Tally every line of the listing where the string "kiln" is found, and state the total alone.

* **DATASET CONTENT**
○ ○ ○ ○ ○

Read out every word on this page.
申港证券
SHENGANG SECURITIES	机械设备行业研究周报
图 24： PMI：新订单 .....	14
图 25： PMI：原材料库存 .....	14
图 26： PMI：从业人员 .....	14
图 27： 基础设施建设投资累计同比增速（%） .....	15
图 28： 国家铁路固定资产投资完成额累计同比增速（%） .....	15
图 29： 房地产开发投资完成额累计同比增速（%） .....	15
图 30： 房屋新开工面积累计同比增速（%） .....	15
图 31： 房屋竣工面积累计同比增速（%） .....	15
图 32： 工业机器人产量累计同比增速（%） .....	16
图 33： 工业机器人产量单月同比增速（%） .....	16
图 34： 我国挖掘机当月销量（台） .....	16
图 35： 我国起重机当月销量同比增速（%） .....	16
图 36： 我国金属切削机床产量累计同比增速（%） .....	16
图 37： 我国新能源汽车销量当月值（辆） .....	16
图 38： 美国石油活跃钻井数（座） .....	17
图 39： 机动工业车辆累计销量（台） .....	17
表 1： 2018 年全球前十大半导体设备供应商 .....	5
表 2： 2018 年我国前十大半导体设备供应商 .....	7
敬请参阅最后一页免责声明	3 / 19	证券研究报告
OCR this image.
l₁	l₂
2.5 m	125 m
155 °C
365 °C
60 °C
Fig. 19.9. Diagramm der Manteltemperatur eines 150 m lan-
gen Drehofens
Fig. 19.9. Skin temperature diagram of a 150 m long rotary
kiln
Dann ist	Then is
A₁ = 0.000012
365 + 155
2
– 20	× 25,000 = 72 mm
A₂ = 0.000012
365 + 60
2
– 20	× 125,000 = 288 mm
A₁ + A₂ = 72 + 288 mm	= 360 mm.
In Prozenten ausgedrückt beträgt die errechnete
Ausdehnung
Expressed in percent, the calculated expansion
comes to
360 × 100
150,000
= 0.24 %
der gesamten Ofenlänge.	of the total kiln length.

○ ○ ○ ○ ○

* **ANSWER TO THE PROBLEM**
2